■ Your task ■
Make an exact copy of the records, dropping all pictures.

■ The input ■
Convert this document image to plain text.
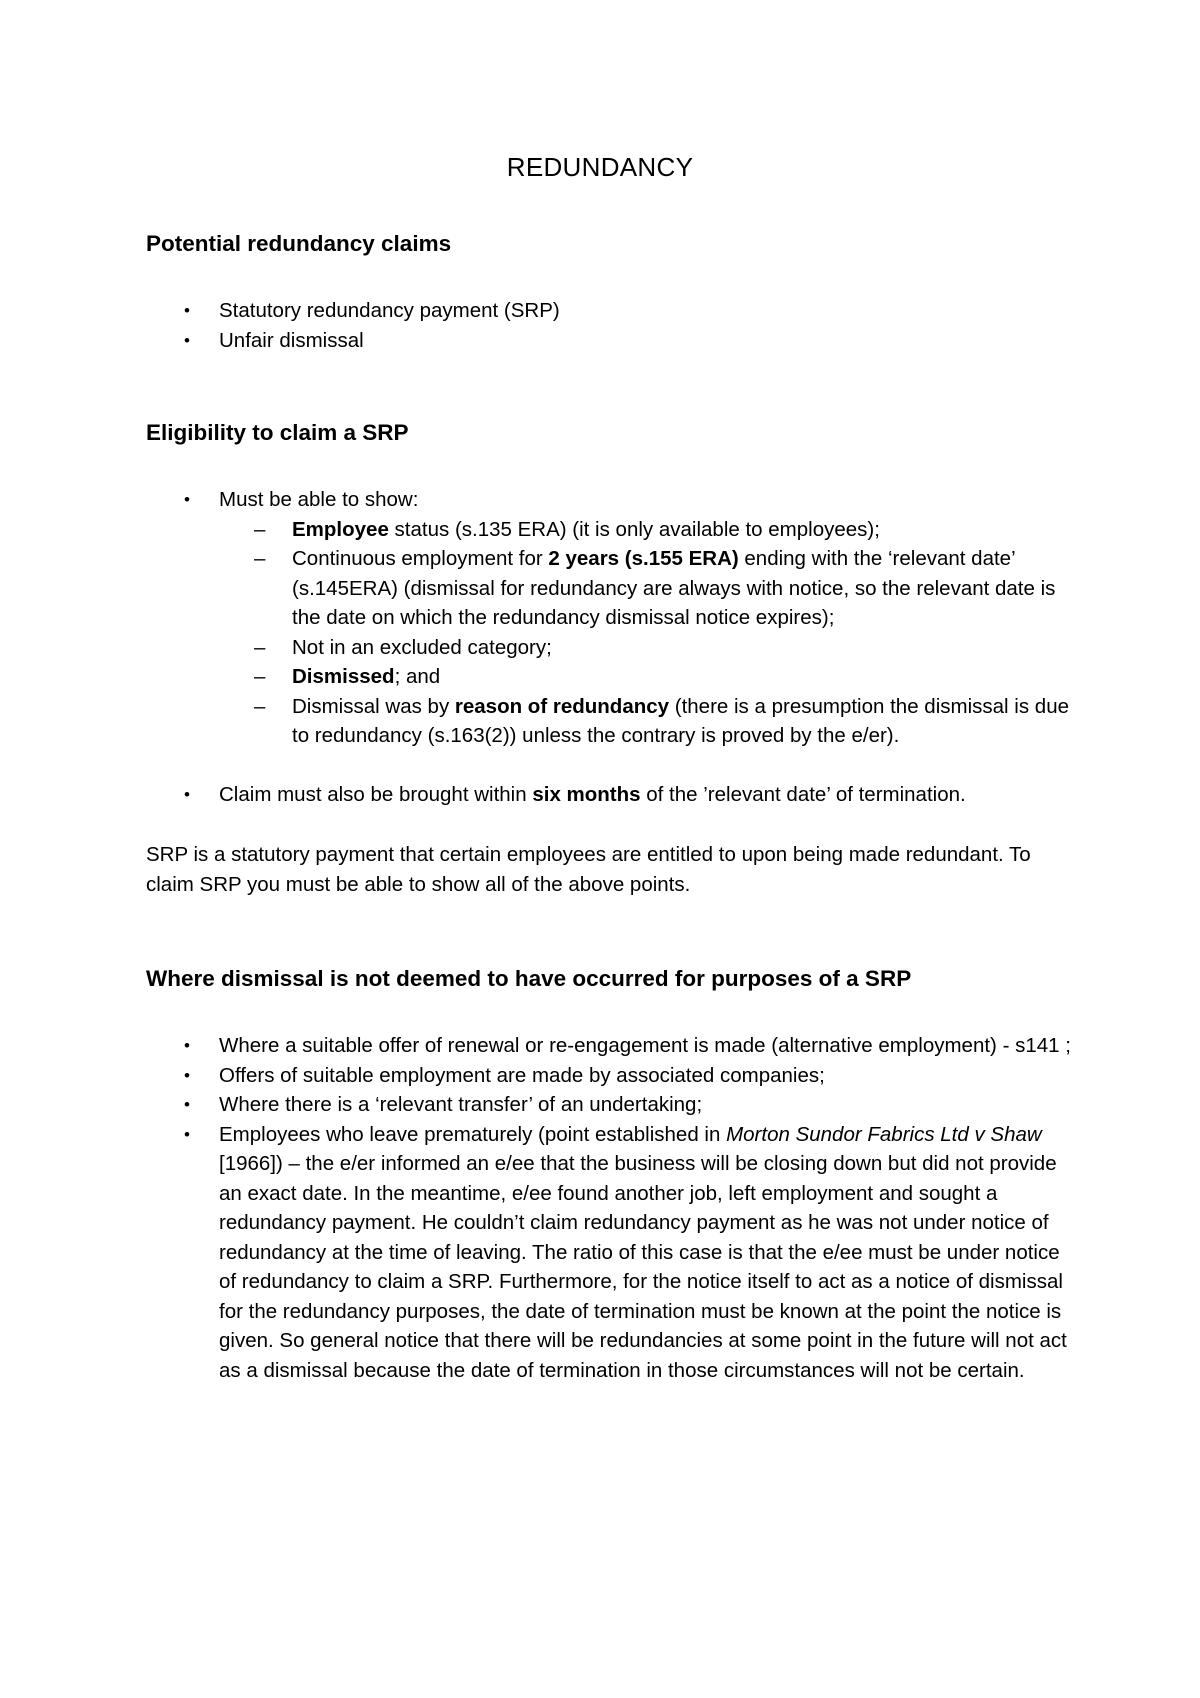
REDUNDANCY
Potential redundancy claims
• Statutory redundancy payment (SRP)
• Unfair dismissal
Eligibility to claim a SRP
• Must be able to show:
– Employee status (s.135 ERA) (it is only available to employees);
– Continuous employment for 2 years (s.155 ERA) ending with the ‘relevant date’ (s.145ERA) (dismissal for redundancy are always with notice, so the relevant date is the date on which the redundancy dismissal notice expires);
– Not in an excluded category;
– Dismissed; and
– Dismissal was by reason of redundancy (there is a presumption the dismissal is due to redundancy (s.163(2)) unless the contrary is proved by the e/er).
• Claim must also be brought within six months of the ’relevant date’ of termination.

SRP is a statutory payment that certain employees are entitled to upon being made redundant. To claim SRP you must be able to show all of the above points.

Where dismissal is not deemed to have occurred for purposes of a SRP
• Where a suitable offer of renewal or re-engagement is made (alternative employment) - s141 ;
• Offers of suitable employment are made by associated companies;
• Where there is a ‘relevant transfer’ of an undertaking;
• Employees who leave prematurely (point established in Morton Sundor Fabrics Ltd v Shaw [1966]) – the e/er informed an e/ee that the business will be closing down but did not provide an exact date. In the meantime, e/ee found another job, left employment and sought a redundancy payment. He couldn’t claim redundancy payment as he was not under notice of redundancy at the time of leaving. The ratio of this case is that the e/ee must be under notice of redundancy to claim a SRP. Furthermore, for the notice itself to act as a notice of dismissal for the redundancy purposes, the date of termination must be known at the point the notice is given. So general notice that there will be redundancies at some point in the future will not act as a dismissal because the date of termination in those circumstances will not be certain.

■ Solution ■
Convert this document image to plain text.
REDUNDANCY
Potential redundancy claims
• Statutory redundancy payment (SRP)
• Unfair dismissal
Eligibility to claim a SRP
• Must be able to show:
– Employee status (s.135 ERA) (it is only available to employees);
– Continuous employment for 2 years (s.155 ERA) ending with the ‘relevant date’ (s.145ERA) (dismissal for redundancy are always with notice, so the relevant date is the date on which the redundancy dismissal notice expires);
– Not in an excluded category;
– Dismissed; and
– Dismissal was by reason of redundancy (there is a presumption the dismissal is due to redundancy (s.163(2)) unless the contrary is proved by the e/er).
• Claim must also be brought within six months of the ’relevant date’ of termination.

SRP is a statutory payment that certain employees are entitled to upon being made redundant. To claim SRP you must be able to show all of the above points.

Where dismissal is not deemed to have occurred for purposes of a SRP
• Where a suitable offer of renewal or re-engagement is made (alternative employment) - s141 ;
• Offers of suitable employment are made by associated companies;
• Where there is a ‘relevant transfer’ of an undertaking;
• Employees who leave prematurely (point established in Morton Sundor Fabrics Ltd v Shaw [1966]) – the e/er informed an e/ee that the business will be closing down but did not provide an exact date. In the meantime, e/ee found another job, left employment and sought a redundancy payment. He couldn’t claim redundancy payment as he was not under notice of redundancy at the time of leaving. The ratio of this case is that the e/ee must be under notice of redundancy to claim a SRP. Furthermore, for the notice itself to act as a notice of dismissal for the redundancy purposes, the date of termination must be known at the point the notice is given. So general notice that there will be redundancies at some point in the future will not act as a dismissal because the date of termination in those circumstances will not be certain.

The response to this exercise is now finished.